→ Prompt
Give every entry again, unchanged, and leave its images out.

-- start Records --

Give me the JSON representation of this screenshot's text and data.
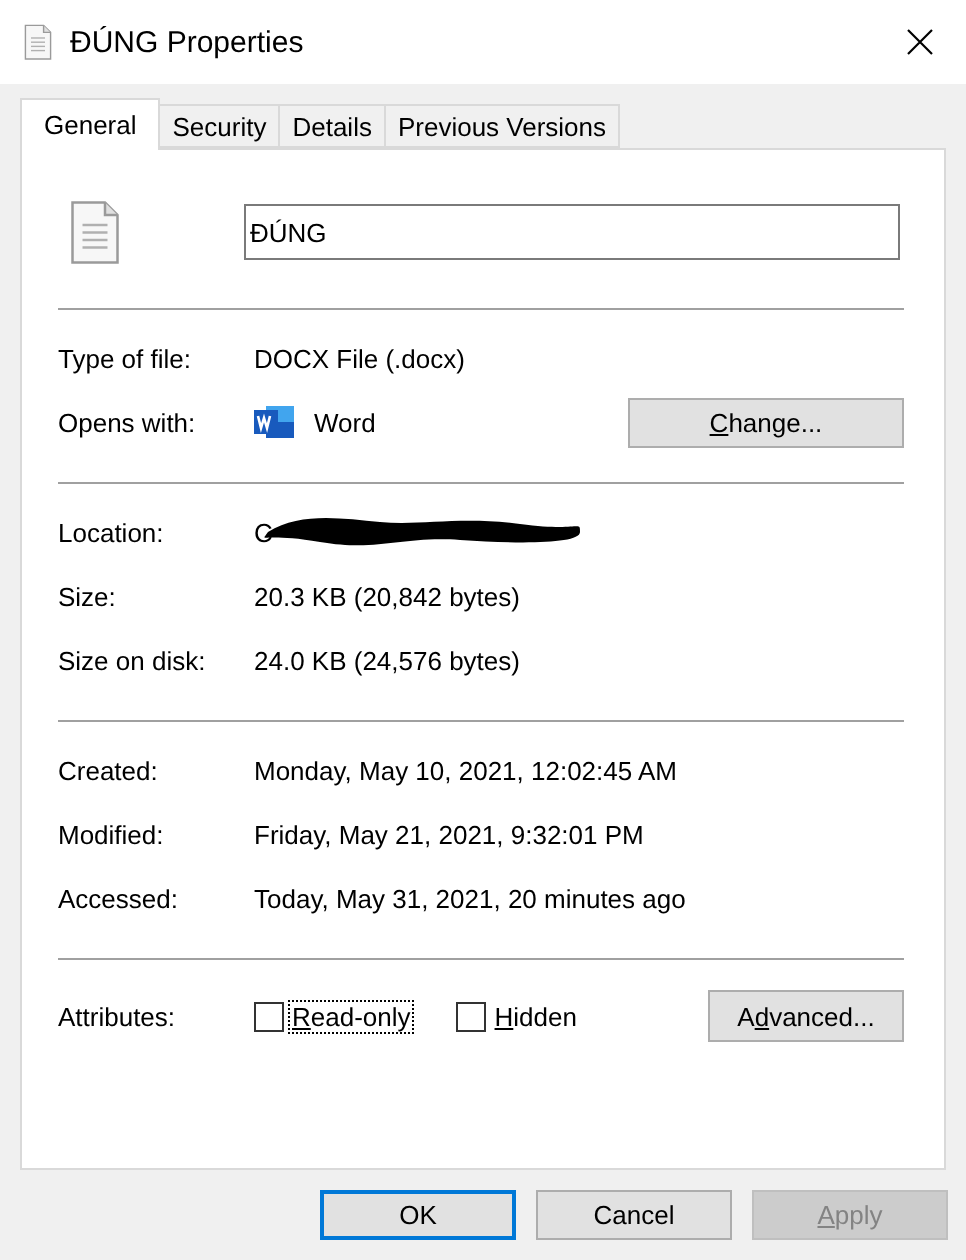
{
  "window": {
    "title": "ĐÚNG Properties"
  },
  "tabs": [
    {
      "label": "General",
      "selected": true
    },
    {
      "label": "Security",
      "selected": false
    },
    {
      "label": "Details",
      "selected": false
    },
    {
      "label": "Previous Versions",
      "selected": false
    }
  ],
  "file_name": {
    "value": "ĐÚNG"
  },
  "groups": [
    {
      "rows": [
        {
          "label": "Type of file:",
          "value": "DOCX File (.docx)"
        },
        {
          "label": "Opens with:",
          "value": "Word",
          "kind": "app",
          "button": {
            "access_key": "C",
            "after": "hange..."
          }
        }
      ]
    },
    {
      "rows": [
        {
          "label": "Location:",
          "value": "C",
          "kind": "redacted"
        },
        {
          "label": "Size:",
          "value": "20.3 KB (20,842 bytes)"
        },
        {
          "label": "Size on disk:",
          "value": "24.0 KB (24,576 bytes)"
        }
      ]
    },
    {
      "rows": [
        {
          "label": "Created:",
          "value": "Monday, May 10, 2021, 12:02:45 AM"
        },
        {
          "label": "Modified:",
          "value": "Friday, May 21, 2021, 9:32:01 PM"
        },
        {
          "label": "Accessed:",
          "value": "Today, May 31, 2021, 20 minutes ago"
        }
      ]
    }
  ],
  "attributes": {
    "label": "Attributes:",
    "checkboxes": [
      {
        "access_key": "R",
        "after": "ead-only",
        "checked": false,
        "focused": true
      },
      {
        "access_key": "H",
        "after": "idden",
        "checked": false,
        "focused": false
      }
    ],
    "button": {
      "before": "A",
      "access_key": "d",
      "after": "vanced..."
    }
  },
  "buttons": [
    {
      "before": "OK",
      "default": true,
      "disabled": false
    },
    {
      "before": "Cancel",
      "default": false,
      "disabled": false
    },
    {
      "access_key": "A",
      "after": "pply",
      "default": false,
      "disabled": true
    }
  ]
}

-- end Records --

→ Task solution
Give me the JSON representation of this screenshot's text and data.
{
  "window": {
    "title": "ĐÚNG Properties"
  },
  "tabs": [
    {
      "label": "General",
      "selected": true
    },
    {
      "label": "Security",
      "selected": false
    },
    {
      "label": "Details",
      "selected": false
    },
    {
      "label": "Previous Versions",
      "selected": false
    }
  ],
  "file_name": {
    "value": "ĐÚNG"
  },
  "groups": [
    {
      "rows": [
        {
          "label": "Type of file:",
          "value": "DOCX File (.docx)"
        },
        {
          "label": "Opens with:",
          "value": "Word",
          "kind": "app",
          "button": {
            "access_key": "C",
            "after": "hange..."
          }
        }
      ]
    },
    {
      "rows": [
        {
          "label": "Location:",
          "value": "C",
          "kind": "redacted"
        },
        {
          "label": "Size:",
          "value": "20.3 KB (20,842 bytes)"
        },
        {
          "label": "Size on disk:",
          "value": "24.0 KB (24,576 bytes)"
        }
      ]
    },
    {
      "rows": [
        {
          "label": "Created:",
          "value": "Monday, May 10, 2021, 12:02:45 AM"
        },
        {
          "label": "Modified:",
          "value": "Friday, May 21, 2021, 9:32:01 PM"
        },
        {
          "label": "Accessed:",
          "value": "Today, May 31, 2021, 20 minutes ago"
        }
      ]
    }
  ],
  "attributes": {
    "label": "Attributes:",
    "checkboxes": [
      {
        "access_key": "R",
        "after": "ead-only",
        "checked": false,
        "focused": true
      },
      {
        "access_key": "H",
        "after": "idden",
        "checked": false,
        "focused": false
      }
    ],
    "button": {
      "before": "A",
      "access_key": "d",
      "after": "vanced..."
    }
  },
  "buttons": [
    {
      "before": "OK",
      "default": true,
      "disabled": false
    },
    {
      "before": "Cancel",
      "default": false,
      "disabled": false
    },
    {
      "access_key": "A",
      "after": "pply",
      "default": false,
      "disabled": true
    }
  ]
}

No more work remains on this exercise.